### DATASET EXCERPTS ###
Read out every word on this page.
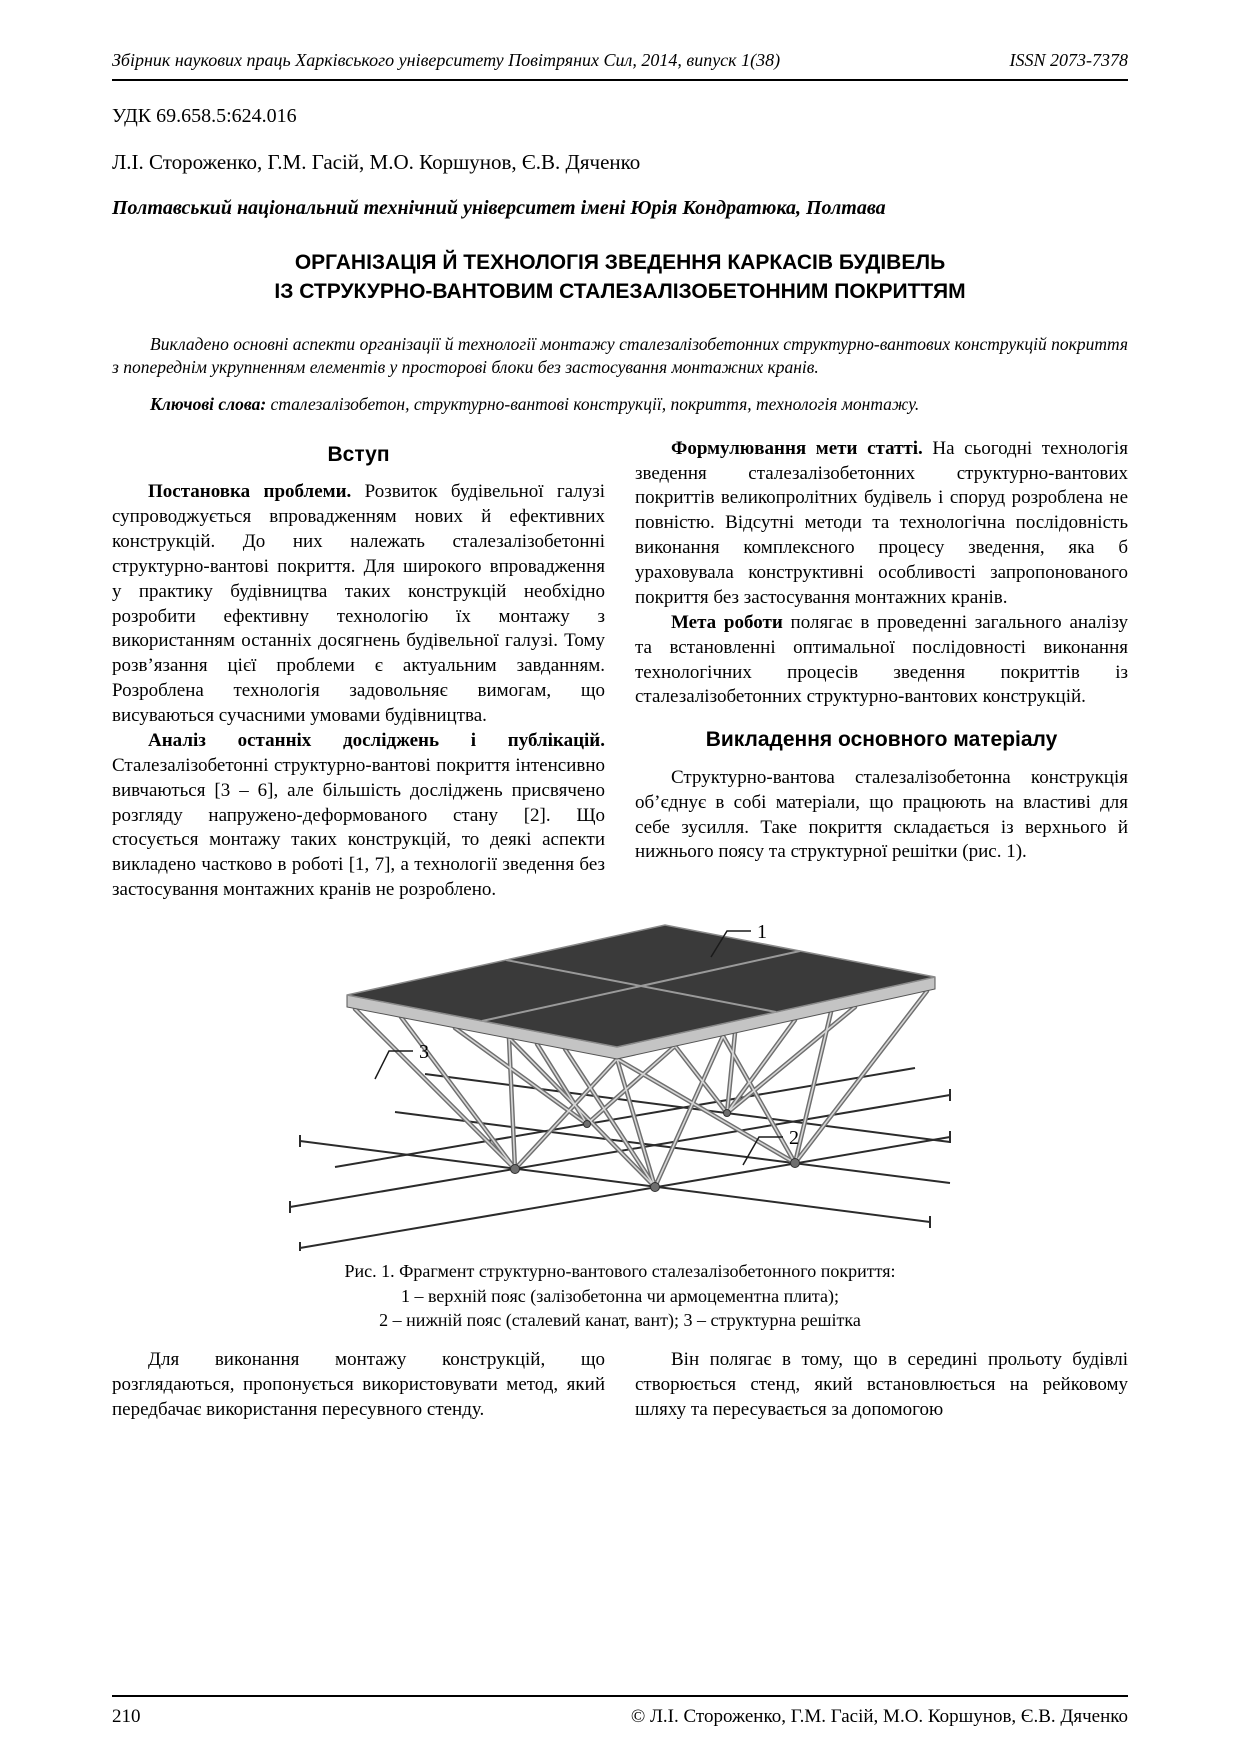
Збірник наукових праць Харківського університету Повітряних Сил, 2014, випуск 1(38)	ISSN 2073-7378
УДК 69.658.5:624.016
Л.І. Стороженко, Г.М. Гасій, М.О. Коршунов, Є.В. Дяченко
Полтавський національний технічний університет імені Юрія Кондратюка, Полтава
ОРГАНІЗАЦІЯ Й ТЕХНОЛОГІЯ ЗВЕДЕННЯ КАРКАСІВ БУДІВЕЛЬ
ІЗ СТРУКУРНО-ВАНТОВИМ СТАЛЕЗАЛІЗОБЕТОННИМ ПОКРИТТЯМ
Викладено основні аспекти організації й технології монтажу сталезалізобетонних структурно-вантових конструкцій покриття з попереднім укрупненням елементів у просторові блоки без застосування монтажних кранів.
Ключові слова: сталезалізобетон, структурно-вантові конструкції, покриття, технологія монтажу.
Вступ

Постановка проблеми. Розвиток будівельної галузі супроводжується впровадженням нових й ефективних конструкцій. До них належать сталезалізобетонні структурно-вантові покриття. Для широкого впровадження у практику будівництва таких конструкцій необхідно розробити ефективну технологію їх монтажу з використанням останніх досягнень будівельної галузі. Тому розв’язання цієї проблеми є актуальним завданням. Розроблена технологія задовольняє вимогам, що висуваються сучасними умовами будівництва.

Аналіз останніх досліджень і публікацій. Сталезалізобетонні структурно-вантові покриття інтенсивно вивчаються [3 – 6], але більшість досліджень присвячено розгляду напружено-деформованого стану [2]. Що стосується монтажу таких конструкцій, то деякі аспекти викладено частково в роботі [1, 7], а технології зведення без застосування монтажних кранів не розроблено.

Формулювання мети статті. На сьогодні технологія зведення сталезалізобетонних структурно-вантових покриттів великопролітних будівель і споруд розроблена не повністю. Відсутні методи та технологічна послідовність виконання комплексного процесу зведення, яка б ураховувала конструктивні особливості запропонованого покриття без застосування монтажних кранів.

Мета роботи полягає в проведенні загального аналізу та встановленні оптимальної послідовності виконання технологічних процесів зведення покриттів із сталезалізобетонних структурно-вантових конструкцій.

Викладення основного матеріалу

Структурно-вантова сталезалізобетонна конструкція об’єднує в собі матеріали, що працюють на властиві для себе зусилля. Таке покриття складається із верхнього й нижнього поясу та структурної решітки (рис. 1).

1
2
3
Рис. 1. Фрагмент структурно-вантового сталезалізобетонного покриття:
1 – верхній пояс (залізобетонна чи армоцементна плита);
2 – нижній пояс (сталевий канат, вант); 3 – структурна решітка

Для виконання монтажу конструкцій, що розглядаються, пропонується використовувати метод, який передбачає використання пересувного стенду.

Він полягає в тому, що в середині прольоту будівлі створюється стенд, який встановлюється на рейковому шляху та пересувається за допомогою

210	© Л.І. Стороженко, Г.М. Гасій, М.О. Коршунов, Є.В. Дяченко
###
### DATASET EXCERPTS ###
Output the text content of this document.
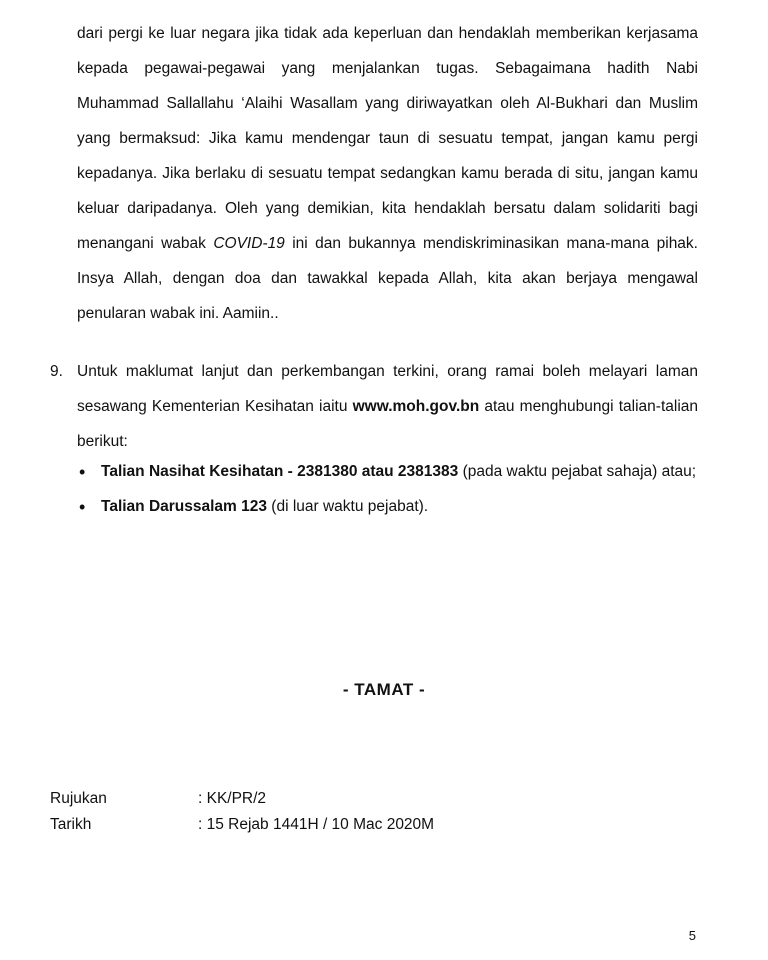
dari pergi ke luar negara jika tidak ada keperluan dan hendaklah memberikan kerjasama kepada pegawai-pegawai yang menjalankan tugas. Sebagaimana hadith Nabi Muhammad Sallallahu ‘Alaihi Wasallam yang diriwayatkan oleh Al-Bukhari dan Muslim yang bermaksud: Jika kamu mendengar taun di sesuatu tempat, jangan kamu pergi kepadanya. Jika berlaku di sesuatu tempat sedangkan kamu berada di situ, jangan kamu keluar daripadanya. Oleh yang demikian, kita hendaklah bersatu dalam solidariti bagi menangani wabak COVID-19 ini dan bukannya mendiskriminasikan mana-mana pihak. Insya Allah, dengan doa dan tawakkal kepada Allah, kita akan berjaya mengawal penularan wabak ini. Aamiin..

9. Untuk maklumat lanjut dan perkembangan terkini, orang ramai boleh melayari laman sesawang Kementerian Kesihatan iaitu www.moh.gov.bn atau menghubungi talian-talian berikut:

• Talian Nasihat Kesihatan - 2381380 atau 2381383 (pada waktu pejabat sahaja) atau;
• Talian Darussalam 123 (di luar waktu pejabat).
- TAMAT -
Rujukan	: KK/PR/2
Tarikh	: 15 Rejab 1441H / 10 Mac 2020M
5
###
> _OBJECTIVE_
For the listing above, identify each line bearing "аспекти".

> _RESULT OF THE EXERCISE_
Викладено основні аспекти організації й технології монтажу сталезалізобетонних структурно-вантових конструкцій покриття з попереднім укрупненням елементів у просторові блоки без застосування монтажних кранів.
Аналіз останніх досліджень і публікацій. Сталезалізобетонні структурно-вантові покриття інтенсивно вивчаються [3 – 6], але більшість досліджень присвячено розгляду напружено-деформованого стану [2]. Що стосується монтажу таких конструкцій, то деякі аспекти викладено частково в роботі [1, 7], а технології зведення без застосування монтажних кранів не розроблено.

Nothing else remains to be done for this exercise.